_Data for this task:_
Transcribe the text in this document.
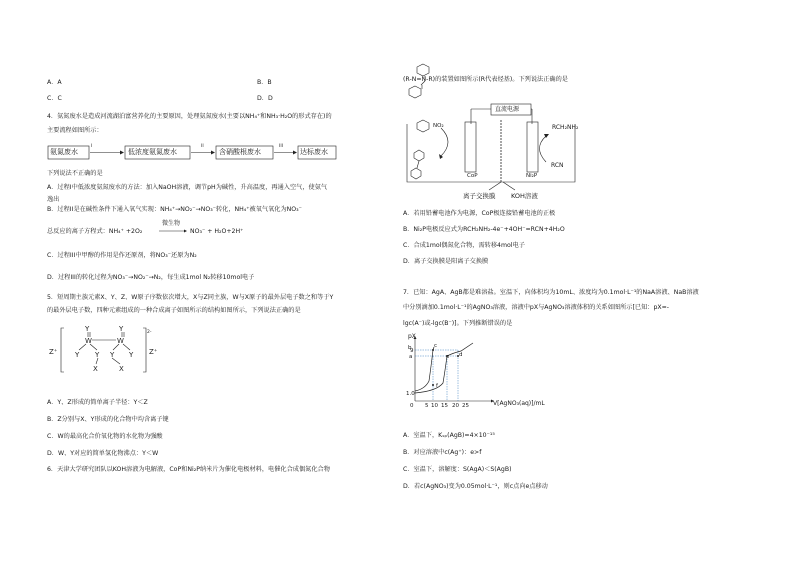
A．A	B．B
C．C	D．D
4．氨氮废水是造成河流湖泊富营养化的主要原因，处理氨氮废水(主要以NH₄⁺和NH₃·H₂O的形式存在)的
主要流程如图所示：
氨氮废水
I
低浓度氨氮废水
II
含硝酸根废水
III
达标废水
下列说法不正确的是
A．过程I中低浓度氨氮废水的方法：加入NaOH溶液，调节pH为碱性，升高温度，再通入空气，使氨气
逸出
B．过程II是在碱性条件下通入氧气实现：NH₄⁺→NO₂⁻→NO₃⁻转化，NH₄⁺被氧气氧化为NO₃⁻
总反应的离子方程式：NH₄⁺ +2O₂
微生物
NO₃⁻ + H₂O+2H⁺
C．过程III中甲醇的作用是作还原剂，将NO₃⁻还原为N₂
D．过程III的转化过程为NO₃⁻→NO₂⁻→N₂，每生成1mol N₂转移10mol电子
5．短周期主族元素X、Y、Z、W原子序数依次增大，X与Z同主族，W与X原子的最外层电子数之和等于Y
的最外层电子数，四种元素组成的一种合成离子如图所示的结构如图所示，下列说法正确的是
Z⁺
2-
Z⁺
Y	Y
W	W
Y Y Y Y
X	X
A．Y、Z形成的简单离子半径：Y＜Z
B．Z分别与X、Y形成的化合物中均含离子键
C．W的最高化合价氧化物的水化物为强酸
D．W、Y对应的简单氢化物沸点：Y＜W
6．天津大学研究团队以KOH溶液为电解液，CoP和Ni₂P纳米片为催化电极材料，电催化合成偶氮化合物
(R-N=N-R)的装置如图所示(R代表烃基)。下列说法正确的是
直流电源
NO₂	RCH₂NH₂
RCN
CoP	Ni₂P
离子交换膜 KOH溶液
A．若用铅蓄电池作为电源，CoP极连接铅蓄电池的正极
B．Ni₂P电极反应式为RCH₂NH₂-4e⁻+4OH⁻=RCN+4H₂O
C．合成1mol偶氮化合物，需转移4mol电子
D．离子交换膜是阳离子交换膜
7．已知：AgA、AgB都是难溶盐。室温下，向体积均为10mL、浓度均为0.1mol·L⁻¹的NaA溶液、NaB溶液
中分别滴加0.1mol·L⁻¹的AgNO₃溶液，溶液中pX与AgNO₃溶液体积的关系如图所示[已知：pX=-
lgc(A⁻)或-lgc(B⁻)]。下列推断错误的是
pX
9
b
a
1.0
0 5 10 15 20 25	V[AgNO₃(aq)]/mL
c
d
e
f
A．室温下，Kₛₚ(AgB)=4×10⁻¹⁵
B．对应溶液中c(Ag⁺)：e>f
C．室温下，溶解度：S(AgA)＜S(AgB)
D．若c(AgNO₃)变为0.05mol·L⁻¹，则c点向e点移动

_The problem:_ Return the full material word for word. Do not include the pictures.

_Task output:_
Transcribe the text in this document.
A．A	B．B
C．C	D．D
4．氨氮废水是造成河流湖泊富营养化的主要原因，处理氨氮废水(主要以NH₄⁺和NH₃·H₂O的形式存在)的
主要流程如图所示：
氨氮废水
I
低浓度氨氮废水
II
含硝酸根废水
III
达标废水
下列说法不正确的是
A．过程I中低浓度氨氮废水的方法：加入NaOH溶液，调节pH为碱性，升高温度，再通入空气，使氨气
逸出
B．过程II是在碱性条件下通入氧气实现：NH₄⁺→NO₂⁻→NO₃⁻转化，NH₄⁺被氧气氧化为NO₃⁻
总反应的离子方程式：NH₄⁺ +2O₂
微生物
NO₃⁻ + H₂O+2H⁺
C．过程III中甲醇的作用是作还原剂，将NO₃⁻还原为N₂
D．过程III的转化过程为NO₃⁻→NO₂⁻→N₂，每生成1mol N₂转移10mol电子
5．短周期主族元素X、Y、Z、W原子序数依次增大，X与Z同主族，W与X原子的最外层电子数之和等于Y
的最外层电子数，四种元素组成的一种合成离子如图所示的结构如图所示，下列说法正确的是
Z⁺
2-
Z⁺
Y	Y
W	W
Y Y Y Y
X	X
A．Y、Z形成的简单离子半径：Y＜Z
B．Z分别与X、Y形成的化合物中均含离子键
C．W的最高化合价氧化物的水化物为强酸
D．W、Y对应的简单氢化物沸点：Y＜W
6．天津大学研究团队以KOH溶液为电解液，CoP和Ni₂P纳米片为催化电极材料，电催化合成偶氮化合物
(R-N=N-R)的装置如图所示(R代表烃基)。下列说法正确的是
直流电源
NO₂	RCH₂NH₂
RCN
CoP	Ni₂P
离子交换膜 KOH溶液
A．若用铅蓄电池作为电源，CoP极连接铅蓄电池的正极
B．Ni₂P电极反应式为RCH₂NH₂-4e⁻+4OH⁻=RCN+4H₂O
C．合成1mol偶氮化合物，需转移4mol电子
D．离子交换膜是阳离子交换膜
7．已知：AgA、AgB都是难溶盐。室温下，向体积均为10mL、浓度均为0.1mol·L⁻¹的NaA溶液、NaB溶液
中分别滴加0.1mol·L⁻¹的AgNO₃溶液，溶液中pX与AgNO₃溶液体积的关系如图所示[已知：pX=-
lgc(A⁻)或-lgc(B⁻)]。下列推断错误的是
pX
9
b
a
1.0
0 5 10 15 20 25	V[AgNO₃(aq)]/mL
c
d
e
f
A．室温下，Kₛₚ(AgB)=4×10⁻¹⁵
B．对应溶液中c(Ag⁺)：e>f
C．室温下，溶解度：S(AgA)＜S(AgB)
D．若c(AgNO₃)变为0.05mol·L⁻¹，则c点向e点移动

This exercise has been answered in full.